** Instructions for the task **
Keep only the lines of the data below that contain "document", and copy them.

Data entries
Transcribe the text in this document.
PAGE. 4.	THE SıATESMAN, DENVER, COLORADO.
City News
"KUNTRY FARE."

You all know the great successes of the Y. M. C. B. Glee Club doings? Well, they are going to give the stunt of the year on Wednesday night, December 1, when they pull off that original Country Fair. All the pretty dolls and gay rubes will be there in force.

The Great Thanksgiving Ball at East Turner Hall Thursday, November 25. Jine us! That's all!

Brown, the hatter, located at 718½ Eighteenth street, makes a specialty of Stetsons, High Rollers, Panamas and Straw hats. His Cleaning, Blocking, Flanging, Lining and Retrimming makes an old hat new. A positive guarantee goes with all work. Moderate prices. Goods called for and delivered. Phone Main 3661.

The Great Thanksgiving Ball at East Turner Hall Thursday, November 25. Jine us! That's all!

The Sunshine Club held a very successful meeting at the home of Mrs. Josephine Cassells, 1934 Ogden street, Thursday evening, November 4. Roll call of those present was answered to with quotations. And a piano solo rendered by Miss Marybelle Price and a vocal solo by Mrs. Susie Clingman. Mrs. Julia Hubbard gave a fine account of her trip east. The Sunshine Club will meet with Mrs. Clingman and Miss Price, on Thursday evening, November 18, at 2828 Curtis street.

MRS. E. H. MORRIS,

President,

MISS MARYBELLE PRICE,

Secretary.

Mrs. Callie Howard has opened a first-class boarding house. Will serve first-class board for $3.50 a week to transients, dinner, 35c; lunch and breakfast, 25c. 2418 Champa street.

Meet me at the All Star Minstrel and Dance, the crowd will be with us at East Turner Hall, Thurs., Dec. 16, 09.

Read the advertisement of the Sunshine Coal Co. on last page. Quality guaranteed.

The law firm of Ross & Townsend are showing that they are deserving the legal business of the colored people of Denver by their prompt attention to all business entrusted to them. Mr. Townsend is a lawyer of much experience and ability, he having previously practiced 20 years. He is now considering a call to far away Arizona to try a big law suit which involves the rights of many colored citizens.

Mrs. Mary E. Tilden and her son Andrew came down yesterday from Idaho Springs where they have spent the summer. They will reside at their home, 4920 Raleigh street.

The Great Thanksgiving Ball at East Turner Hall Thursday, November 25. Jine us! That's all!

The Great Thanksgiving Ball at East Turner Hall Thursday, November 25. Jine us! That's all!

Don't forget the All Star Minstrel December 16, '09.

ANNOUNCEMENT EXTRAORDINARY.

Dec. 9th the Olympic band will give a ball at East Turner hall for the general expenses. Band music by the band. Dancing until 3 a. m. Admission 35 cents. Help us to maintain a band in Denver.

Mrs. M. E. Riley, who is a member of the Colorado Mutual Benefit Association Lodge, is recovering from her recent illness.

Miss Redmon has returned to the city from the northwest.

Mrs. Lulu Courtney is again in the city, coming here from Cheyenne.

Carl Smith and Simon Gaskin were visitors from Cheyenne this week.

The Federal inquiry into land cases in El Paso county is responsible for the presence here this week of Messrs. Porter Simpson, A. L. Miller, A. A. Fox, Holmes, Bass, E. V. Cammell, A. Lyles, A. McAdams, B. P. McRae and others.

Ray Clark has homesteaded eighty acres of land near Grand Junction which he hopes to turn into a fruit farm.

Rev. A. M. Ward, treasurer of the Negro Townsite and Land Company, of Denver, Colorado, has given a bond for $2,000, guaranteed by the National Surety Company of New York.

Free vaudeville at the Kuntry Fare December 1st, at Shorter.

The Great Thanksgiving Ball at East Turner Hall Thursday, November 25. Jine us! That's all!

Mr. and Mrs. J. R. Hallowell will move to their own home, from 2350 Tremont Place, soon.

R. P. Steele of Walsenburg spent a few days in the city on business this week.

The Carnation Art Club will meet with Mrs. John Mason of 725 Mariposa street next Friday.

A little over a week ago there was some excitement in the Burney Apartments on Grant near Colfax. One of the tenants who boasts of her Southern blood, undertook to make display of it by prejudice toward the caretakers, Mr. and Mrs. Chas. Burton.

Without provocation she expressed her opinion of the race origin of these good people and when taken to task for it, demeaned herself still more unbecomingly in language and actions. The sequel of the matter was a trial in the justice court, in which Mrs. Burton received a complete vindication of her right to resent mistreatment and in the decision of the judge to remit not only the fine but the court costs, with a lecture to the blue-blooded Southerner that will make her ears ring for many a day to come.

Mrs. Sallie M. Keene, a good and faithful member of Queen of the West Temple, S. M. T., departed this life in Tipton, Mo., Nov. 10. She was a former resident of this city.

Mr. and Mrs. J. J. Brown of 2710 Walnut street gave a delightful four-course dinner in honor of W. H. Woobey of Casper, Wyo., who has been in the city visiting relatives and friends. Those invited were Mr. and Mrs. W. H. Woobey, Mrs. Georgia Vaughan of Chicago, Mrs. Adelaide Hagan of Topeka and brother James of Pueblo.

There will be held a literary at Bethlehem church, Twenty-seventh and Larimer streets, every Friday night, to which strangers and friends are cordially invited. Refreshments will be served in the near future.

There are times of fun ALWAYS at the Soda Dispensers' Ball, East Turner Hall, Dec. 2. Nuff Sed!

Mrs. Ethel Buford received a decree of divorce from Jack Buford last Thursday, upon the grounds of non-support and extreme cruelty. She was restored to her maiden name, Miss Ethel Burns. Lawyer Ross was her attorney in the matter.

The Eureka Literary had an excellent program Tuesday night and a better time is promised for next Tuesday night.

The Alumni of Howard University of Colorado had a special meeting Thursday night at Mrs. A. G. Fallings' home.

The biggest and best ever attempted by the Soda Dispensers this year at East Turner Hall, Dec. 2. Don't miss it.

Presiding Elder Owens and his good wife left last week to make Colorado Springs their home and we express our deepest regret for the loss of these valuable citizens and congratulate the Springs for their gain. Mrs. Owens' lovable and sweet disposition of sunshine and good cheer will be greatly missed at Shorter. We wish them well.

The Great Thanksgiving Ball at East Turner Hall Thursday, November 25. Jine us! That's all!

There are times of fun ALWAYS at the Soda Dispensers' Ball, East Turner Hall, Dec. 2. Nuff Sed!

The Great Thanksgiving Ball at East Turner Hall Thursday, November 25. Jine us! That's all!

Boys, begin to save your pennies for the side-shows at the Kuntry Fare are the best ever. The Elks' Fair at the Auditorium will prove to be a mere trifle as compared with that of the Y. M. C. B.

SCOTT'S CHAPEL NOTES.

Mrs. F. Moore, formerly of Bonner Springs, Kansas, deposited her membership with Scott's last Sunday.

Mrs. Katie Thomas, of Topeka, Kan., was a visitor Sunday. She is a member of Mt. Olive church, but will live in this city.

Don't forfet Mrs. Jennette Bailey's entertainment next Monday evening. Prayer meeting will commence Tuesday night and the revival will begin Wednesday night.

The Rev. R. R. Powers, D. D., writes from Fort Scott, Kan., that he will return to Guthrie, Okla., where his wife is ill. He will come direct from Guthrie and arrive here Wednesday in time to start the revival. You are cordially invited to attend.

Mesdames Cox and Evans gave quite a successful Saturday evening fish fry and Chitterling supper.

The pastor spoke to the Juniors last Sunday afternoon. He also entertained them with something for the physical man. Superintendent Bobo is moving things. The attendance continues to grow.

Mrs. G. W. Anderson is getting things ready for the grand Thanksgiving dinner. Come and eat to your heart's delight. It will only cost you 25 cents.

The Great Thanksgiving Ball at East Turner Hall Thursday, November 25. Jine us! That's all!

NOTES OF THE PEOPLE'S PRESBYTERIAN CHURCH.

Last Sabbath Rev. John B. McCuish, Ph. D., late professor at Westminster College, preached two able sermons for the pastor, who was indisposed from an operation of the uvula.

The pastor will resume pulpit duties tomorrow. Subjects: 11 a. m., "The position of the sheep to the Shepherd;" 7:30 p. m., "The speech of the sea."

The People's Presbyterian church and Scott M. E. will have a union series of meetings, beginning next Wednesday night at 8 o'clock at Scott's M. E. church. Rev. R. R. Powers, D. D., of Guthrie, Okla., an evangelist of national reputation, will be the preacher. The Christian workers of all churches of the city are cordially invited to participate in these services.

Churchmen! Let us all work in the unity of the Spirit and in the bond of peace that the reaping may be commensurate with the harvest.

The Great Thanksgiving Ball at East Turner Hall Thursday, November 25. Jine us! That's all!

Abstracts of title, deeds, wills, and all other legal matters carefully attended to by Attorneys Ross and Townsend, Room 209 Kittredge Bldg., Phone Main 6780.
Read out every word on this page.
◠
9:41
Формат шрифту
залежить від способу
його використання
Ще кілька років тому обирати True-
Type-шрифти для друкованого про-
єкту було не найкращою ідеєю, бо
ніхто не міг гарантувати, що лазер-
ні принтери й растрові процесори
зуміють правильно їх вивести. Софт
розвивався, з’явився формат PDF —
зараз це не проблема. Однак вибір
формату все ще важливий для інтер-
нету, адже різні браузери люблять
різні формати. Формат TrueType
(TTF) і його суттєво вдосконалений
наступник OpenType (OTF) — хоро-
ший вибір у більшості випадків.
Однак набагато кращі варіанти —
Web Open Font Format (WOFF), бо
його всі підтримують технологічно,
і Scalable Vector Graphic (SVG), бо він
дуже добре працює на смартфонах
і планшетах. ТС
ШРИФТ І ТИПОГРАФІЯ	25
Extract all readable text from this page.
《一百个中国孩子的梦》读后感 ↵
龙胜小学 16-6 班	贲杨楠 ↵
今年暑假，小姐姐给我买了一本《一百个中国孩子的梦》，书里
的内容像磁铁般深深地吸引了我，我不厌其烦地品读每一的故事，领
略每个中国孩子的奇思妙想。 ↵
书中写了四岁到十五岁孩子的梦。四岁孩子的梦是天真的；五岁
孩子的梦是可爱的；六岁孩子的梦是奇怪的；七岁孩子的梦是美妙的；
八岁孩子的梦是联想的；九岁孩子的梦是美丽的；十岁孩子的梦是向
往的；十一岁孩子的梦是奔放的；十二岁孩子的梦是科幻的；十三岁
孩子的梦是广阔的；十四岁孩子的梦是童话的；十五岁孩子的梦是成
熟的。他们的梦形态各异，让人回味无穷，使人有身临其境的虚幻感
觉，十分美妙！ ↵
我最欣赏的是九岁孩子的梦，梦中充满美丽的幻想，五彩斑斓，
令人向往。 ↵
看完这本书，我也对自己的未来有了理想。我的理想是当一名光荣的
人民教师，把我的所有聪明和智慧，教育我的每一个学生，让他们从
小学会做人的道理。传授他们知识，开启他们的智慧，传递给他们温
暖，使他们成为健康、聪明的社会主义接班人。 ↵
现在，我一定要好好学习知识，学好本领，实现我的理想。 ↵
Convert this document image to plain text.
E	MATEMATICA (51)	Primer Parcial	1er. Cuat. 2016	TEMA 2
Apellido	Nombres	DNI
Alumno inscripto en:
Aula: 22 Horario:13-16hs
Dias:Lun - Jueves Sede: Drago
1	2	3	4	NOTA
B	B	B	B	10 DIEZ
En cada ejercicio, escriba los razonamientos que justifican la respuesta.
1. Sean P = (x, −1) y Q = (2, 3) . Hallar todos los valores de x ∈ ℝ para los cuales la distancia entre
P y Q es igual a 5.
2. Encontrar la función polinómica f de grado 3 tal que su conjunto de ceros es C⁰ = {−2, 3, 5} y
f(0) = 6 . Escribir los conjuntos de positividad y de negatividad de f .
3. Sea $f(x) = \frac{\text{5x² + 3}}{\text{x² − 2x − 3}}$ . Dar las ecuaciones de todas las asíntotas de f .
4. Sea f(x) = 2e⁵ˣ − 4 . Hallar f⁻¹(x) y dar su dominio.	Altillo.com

** Solved problem **
Transcribe the text in this document.
Convert this document image to plain text.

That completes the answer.